Scan the material that follows. Copy every line containing the word "bebek".
========================================================================
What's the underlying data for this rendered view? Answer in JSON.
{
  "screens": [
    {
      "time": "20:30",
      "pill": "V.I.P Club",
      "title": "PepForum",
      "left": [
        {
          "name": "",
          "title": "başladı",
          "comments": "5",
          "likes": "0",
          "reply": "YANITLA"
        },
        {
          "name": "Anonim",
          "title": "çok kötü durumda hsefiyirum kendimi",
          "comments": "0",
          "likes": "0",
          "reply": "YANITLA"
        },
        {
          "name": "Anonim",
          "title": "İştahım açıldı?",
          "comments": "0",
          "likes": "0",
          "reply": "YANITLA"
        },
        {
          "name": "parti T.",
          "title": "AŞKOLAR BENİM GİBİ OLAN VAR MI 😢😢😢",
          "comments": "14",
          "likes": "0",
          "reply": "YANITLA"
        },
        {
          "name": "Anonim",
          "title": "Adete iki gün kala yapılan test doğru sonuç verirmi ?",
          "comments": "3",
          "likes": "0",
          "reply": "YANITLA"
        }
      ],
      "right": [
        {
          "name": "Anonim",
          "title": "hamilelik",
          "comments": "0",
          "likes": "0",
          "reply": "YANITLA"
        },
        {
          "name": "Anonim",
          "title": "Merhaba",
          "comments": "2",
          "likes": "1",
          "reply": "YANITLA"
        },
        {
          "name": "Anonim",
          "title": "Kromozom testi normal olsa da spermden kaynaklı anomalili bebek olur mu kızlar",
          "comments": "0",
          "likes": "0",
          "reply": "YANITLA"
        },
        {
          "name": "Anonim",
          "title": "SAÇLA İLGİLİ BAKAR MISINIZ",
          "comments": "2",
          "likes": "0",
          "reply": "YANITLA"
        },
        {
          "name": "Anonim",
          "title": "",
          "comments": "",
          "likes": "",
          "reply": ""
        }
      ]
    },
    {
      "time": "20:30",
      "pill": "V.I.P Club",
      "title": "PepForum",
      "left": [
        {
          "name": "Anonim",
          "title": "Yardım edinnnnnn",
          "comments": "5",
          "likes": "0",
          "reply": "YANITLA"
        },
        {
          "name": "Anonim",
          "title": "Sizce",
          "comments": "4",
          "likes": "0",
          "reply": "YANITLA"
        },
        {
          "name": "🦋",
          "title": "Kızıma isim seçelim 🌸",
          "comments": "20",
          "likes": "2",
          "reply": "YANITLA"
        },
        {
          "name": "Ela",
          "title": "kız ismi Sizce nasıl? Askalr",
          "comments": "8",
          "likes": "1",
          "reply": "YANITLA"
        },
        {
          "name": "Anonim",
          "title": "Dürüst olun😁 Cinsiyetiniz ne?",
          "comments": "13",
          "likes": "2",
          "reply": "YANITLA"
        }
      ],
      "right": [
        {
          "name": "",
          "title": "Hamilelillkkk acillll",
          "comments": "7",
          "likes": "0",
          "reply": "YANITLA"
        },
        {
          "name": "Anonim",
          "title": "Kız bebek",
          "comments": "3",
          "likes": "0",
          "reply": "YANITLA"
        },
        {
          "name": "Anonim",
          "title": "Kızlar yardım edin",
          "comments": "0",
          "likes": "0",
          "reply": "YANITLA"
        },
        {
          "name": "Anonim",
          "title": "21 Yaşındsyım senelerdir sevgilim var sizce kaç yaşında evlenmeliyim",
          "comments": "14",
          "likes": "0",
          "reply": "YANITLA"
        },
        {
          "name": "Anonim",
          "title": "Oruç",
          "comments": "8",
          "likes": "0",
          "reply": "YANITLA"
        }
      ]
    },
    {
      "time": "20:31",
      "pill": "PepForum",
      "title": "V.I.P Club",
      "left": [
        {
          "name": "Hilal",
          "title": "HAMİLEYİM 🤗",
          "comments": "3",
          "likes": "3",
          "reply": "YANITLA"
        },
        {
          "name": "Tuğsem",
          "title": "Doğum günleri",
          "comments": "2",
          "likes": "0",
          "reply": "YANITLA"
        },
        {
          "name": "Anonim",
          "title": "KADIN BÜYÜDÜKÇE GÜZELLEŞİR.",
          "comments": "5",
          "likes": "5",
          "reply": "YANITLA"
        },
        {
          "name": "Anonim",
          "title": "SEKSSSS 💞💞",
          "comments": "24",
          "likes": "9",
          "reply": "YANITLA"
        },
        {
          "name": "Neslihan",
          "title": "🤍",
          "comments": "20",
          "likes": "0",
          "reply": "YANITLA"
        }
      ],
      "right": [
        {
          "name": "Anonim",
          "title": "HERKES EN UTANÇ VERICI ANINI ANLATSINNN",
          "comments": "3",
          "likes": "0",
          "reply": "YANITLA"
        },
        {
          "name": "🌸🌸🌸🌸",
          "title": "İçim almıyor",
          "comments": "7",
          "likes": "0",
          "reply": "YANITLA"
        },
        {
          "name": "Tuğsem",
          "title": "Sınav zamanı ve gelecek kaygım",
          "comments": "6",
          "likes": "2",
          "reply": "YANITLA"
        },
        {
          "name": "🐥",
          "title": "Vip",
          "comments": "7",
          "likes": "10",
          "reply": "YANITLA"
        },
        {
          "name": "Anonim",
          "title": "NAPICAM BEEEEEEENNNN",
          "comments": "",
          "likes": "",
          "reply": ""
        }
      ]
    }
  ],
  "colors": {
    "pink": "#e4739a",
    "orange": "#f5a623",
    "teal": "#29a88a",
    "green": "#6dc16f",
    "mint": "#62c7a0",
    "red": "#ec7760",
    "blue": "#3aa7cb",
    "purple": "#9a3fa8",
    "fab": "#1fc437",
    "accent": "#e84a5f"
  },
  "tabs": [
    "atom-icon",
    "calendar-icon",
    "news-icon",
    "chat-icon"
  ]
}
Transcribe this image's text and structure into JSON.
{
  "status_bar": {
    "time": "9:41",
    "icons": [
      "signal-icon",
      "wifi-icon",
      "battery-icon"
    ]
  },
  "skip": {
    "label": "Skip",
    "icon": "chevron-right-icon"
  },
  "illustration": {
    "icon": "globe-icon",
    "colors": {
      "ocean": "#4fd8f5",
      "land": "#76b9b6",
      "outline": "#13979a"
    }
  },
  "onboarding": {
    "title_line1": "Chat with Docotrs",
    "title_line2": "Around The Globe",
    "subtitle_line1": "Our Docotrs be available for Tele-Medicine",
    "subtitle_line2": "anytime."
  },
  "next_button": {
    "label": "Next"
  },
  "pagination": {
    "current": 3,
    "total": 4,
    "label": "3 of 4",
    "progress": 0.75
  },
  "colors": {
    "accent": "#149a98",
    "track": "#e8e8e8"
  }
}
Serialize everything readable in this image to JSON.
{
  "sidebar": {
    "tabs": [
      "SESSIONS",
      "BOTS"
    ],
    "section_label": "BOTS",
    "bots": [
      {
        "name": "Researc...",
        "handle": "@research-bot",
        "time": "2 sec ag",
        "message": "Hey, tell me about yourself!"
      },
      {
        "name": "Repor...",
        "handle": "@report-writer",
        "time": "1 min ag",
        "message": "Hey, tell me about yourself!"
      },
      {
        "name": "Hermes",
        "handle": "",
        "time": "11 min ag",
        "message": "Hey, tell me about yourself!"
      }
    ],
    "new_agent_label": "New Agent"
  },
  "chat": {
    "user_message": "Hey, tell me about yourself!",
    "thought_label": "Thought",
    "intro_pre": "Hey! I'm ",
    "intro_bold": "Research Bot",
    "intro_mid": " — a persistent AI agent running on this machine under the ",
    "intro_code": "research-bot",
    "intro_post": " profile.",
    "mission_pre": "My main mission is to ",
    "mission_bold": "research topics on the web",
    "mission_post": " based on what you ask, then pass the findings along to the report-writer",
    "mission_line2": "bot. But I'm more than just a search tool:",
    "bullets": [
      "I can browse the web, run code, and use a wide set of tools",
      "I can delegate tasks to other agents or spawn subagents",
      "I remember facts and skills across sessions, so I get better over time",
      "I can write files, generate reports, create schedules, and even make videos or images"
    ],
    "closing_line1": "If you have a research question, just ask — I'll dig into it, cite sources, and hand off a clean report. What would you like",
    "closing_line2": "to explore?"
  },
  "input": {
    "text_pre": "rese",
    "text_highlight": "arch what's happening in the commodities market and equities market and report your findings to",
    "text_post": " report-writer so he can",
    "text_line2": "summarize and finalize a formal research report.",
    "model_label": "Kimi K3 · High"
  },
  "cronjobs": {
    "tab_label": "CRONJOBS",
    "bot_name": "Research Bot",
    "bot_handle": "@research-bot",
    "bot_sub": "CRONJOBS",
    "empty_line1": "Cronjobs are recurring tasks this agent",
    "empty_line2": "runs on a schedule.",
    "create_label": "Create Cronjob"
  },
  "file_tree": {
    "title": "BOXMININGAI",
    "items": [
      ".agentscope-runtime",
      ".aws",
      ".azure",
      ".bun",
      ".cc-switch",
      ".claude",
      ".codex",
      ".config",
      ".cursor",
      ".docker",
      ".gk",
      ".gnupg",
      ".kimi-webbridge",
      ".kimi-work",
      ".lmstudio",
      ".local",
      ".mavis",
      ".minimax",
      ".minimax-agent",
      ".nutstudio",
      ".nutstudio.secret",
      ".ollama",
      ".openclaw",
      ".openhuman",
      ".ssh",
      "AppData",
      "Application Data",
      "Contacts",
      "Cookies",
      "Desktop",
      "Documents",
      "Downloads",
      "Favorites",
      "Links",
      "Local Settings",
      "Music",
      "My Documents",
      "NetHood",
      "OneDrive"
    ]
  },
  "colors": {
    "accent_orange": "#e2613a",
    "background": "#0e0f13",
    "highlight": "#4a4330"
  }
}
========================================================================
**Full answer**:
          "title": "Kromozom testi normal olsa da spermden kaynaklı anomalili bebek olur mu kızlar",
          "title": "Kız bebek",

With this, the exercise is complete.